▸ YOUR OBJECTIVE: Write out the data again in full, exactly as it reads.

DATA: Begin

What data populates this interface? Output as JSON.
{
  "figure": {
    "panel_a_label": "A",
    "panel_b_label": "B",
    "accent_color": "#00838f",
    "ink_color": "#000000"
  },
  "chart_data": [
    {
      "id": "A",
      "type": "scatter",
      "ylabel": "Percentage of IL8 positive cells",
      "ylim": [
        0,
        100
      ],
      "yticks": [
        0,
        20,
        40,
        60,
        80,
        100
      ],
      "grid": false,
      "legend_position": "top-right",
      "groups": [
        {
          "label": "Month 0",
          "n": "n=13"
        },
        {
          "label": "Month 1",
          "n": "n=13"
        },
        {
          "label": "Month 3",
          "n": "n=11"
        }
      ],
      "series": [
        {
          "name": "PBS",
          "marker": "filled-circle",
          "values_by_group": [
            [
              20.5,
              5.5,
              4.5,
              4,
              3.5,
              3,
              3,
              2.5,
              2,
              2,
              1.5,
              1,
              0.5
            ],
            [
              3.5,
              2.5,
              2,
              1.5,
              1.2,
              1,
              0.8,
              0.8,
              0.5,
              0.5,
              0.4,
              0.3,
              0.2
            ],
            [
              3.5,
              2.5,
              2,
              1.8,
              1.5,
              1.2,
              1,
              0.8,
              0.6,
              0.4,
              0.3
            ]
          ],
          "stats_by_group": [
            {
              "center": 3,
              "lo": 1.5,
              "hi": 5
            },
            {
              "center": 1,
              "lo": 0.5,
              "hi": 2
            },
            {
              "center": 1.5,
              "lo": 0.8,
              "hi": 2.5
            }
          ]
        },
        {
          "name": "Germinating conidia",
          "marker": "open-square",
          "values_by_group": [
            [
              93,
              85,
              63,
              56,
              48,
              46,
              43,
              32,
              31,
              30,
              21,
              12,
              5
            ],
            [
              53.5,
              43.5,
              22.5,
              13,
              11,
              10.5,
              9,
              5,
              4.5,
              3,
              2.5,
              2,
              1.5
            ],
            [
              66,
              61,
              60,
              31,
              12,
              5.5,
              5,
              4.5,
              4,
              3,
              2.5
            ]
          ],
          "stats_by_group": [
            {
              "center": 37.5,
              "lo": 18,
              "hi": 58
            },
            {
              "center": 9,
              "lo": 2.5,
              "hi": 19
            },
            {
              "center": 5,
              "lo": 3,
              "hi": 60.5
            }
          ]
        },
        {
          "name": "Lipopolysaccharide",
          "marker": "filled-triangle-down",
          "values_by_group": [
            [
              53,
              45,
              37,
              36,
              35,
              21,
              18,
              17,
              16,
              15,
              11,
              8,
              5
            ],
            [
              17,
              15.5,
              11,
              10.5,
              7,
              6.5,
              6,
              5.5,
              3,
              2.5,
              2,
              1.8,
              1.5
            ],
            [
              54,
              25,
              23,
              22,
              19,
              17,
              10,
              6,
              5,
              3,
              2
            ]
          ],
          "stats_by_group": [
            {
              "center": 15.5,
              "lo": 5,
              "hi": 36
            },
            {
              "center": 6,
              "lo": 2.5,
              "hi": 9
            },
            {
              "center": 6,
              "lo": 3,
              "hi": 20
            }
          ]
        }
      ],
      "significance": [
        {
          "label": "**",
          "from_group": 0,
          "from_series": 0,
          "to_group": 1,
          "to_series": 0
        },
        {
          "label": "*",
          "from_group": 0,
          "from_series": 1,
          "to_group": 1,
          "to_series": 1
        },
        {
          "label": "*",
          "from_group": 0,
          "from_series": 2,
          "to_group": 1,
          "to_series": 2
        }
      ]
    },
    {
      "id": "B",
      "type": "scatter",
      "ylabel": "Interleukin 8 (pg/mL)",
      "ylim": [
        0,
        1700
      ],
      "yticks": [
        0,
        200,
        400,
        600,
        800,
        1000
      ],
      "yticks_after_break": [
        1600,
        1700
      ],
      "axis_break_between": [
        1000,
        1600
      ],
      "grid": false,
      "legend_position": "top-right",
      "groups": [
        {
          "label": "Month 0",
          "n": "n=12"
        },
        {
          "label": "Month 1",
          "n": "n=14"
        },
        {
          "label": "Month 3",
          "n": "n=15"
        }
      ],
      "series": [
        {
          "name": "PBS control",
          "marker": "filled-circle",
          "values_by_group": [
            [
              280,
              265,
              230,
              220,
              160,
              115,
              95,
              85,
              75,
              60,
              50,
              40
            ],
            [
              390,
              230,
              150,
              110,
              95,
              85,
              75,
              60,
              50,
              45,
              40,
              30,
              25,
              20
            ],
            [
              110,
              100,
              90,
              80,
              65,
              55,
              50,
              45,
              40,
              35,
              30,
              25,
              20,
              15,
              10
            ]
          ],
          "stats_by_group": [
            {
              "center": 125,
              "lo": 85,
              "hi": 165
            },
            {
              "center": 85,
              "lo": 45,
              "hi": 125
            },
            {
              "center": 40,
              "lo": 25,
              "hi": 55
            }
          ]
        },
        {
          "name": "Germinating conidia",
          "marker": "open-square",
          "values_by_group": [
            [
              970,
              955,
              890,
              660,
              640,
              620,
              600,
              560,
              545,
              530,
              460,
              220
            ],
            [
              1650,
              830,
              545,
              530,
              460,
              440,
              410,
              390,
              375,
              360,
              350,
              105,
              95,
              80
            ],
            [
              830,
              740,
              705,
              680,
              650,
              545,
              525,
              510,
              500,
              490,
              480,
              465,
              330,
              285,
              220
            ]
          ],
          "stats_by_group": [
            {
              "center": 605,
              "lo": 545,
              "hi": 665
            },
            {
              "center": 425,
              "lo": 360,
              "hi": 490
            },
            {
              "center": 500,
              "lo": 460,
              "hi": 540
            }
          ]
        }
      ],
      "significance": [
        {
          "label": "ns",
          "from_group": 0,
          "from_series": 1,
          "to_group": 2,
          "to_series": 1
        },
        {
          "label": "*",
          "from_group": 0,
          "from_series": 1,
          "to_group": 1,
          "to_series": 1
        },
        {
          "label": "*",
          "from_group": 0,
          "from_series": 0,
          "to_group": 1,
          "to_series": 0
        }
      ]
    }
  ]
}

DATA: End

▸ PROBLEM SOLUTION:
What data populates this interface? Output as JSON.
{
  "figure": {
    "panel_a_label": "A",
    "panel_b_label": "B",
    "accent_color": "#00838f",
    "ink_color": "#000000"
  },
  "chart_data": [
    {
      "id": "A",
      "type": "scatter",
      "ylabel": "Percentage of IL8 positive cells",
      "ylim": [
        0,
        100
      ],
      "yticks": [
        0,
        20,
        40,
        60,
        80,
        100
      ],
      "grid": false,
      "legend_position": "top-right",
      "groups": [
        {
          "label": "Month 0",
          "n": "n=13"
        },
        {
          "label": "Month 1",
          "n": "n=13"
        },
        {
          "label": "Month 3",
          "n": "n=11"
        }
      ],
      "series": [
        {
          "name": "PBS",
          "marker": "filled-circle",
          "values_by_group": [
            [
              20.5,
              5.5,
              4.5,
              4,
              3.5,
              3,
              3,
              2.5,
              2,
              2,
              1.5,
              1,
              0.5
            ],
            [
              3.5,
              2.5,
              2,
              1.5,
              1.2,
              1,
              0.8,
              0.8,
              0.5,
              0.5,
              0.4,
              0.3,
              0.2
            ],
            [
              3.5,
              2.5,
              2,
              1.8,
              1.5,
              1.2,
              1,
              0.8,
              0.6,
              0.4,
              0.3
            ]
          ],
          "stats_by_group": [
            {
              "center": 3,
              "lo": 1.5,
              "hi": 5
            },
            {
              "center": 1,
              "lo": 0.5,
              "hi": 2
            },
            {
              "center": 1.5,
              "lo": 0.8,
              "hi": 2.5
            }
          ]
        },
        {
          "name": "Germinating conidia",
          "marker": "open-square",
          "values_by_group": [
            [
              93,
              85,
              63,
              56,
              48,
              46,
              43,
              32,
              31,
              30,
              21,
              12,
              5
            ],
            [
              53.5,
              43.5,
              22.5,
              13,
              11,
              10.5,
              9,
              5,
              4.5,
              3,
              2.5,
              2,
              1.5
            ],
            [
              66,
              61,
              60,
              31,
              12,
              5.5,
              5,
              4.5,
              4,
              3,
              2.5
            ]
          ],
          "stats_by_group": [
            {
              "center": 37.5,
              "lo": 18,
              "hi": 58
            },
            {
              "center": 9,
              "lo": 2.5,
              "hi": 19
            },
            {
              "center": 5,
              "lo": 3,
              "hi": 60.5
            }
          ]
        },
        {
          "name": "Lipopolysaccharide",
          "marker": "filled-triangle-down",
          "values_by_group": [
            [
              53,
              45,
              37,
              36,
              35,
              21,
              18,
              17,
              16,
              15,
              11,
              8,
              5
            ],
            [
              17,
              15.5,
              11,
              10.5,
              7,
              6.5,
              6,
              5.5,
              3,
              2.5,
              2,
              1.8,
              1.5
            ],
            [
              54,
              25,
              23,
              22,
              19,
              17,
              10,
              6,
              5,
              3,
              2
            ]
          ],
          "stats_by_group": [
            {
              "center": 15.5,
              "lo": 5,
              "hi": 36
            },
            {
              "center": 6,
              "lo": 2.5,
              "hi": 9
            },
            {
              "center": 6,
              "lo": 3,
              "hi": 20
            }
          ]
        }
      ],
      "significance": [
        {
          "label": "**",
          "from_group": 0,
          "from_series": 0,
          "to_group": 1,
          "to_series": 0
        },
        {
          "label": "*",
          "from_group": 0,
          "from_series": 1,
          "to_group": 1,
          "to_series": 1
        },
        {
          "label": "*",
          "from_group": 0,
          "from_series": 2,
          "to_group": 1,
          "to_series": 2
        }
      ]
    },
    {
      "id": "B",
      "type": "scatter",
      "ylabel": "Interleukin 8 (pg/mL)",
      "ylim": [
        0,
        1700
      ],
      "yticks": [
        0,
        200,
        400,
        600,
        800,
        1000
      ],
      "yticks_after_break": [
        1600,
        1700
      ],
      "axis_break_between": [
        1000,
        1600
      ],
      "grid": false,
      "legend_position": "top-right",
      "groups": [
        {
          "label": "Month 0",
          "n": "n=12"
        },
        {
          "label": "Month 1",
          "n": "n=14"
        },
        {
          "label": "Month 3",
          "n": "n=15"
        }
      ],
      "series": [
        {
          "name": "PBS control",
          "marker": "filled-circle",
          "values_by_group": [
            [
              280,
              265,
              230,
              220,
              160,
              115,
              95,
              85,
              75,
              60,
              50,
              40
            ],
            [
              390,
              230,
              150,
              110,
              95,
              85,
              75,
              60,
              50,
              45,
              40,
              30,
              25,
              20
            ],
            [
              110,
              100,
              90,
              80,
              65,
              55,
              50,
              45,
              40,
              35,
              30,
              25,
              20,
              15,
              10
            ]
          ],
          "stats_by_group": [
            {
              "center": 125,
              "lo": 85,
              "hi": 165
            },
            {
              "center": 85,
              "lo": 45,
              "hi": 125
            },
            {
              "center": 40,
              "lo": 25,
              "hi": 55
            }
          ]
        },
        {
          "name": "Germinating conidia",
          "marker": "open-square",
          "values_by_group": [
            [
              970,
              955,
              890,
              660,
              640,
              620,
              600,
              560,
              545,
              530,
              460,
              220
            ],
            [
              1650,
              830,
              545,
              530,
              460,
              440,
              410,
              390,
              375,
              360,
              350,
              105,
              95,
              80
            ],
            [
              830,
              740,
              705,
              680,
              650,
              545,
              525,
              510,
              500,
              490,
              480,
              465,
              330,
              285,
              220
            ]
          ],
          "stats_by_group": [
            {
              "center": 605,
              "lo": 545,
              "hi": 665
            },
            {
              "center": 425,
              "lo": 360,
              "hi": 490
            },
            {
              "center": 500,
              "lo": 460,
              "hi": 540
            }
          ]
        }
      ],
      "significance": [
        {
          "label": "ns",
          "from_group": 0,
          "from_series": 1,
          "to_group": 2,
          "to_series": 1
        },
        {
          "label": "*",
          "from_group": 0,
          "from_series": 1,
          "to_group": 1,
          "to_series": 1
        },
        {
          "label": "*",
          "from_group": 0,
          "from_series": 0,
          "to_group": 1,
          "to_series": 0
        }
      ]
    }
  ]
}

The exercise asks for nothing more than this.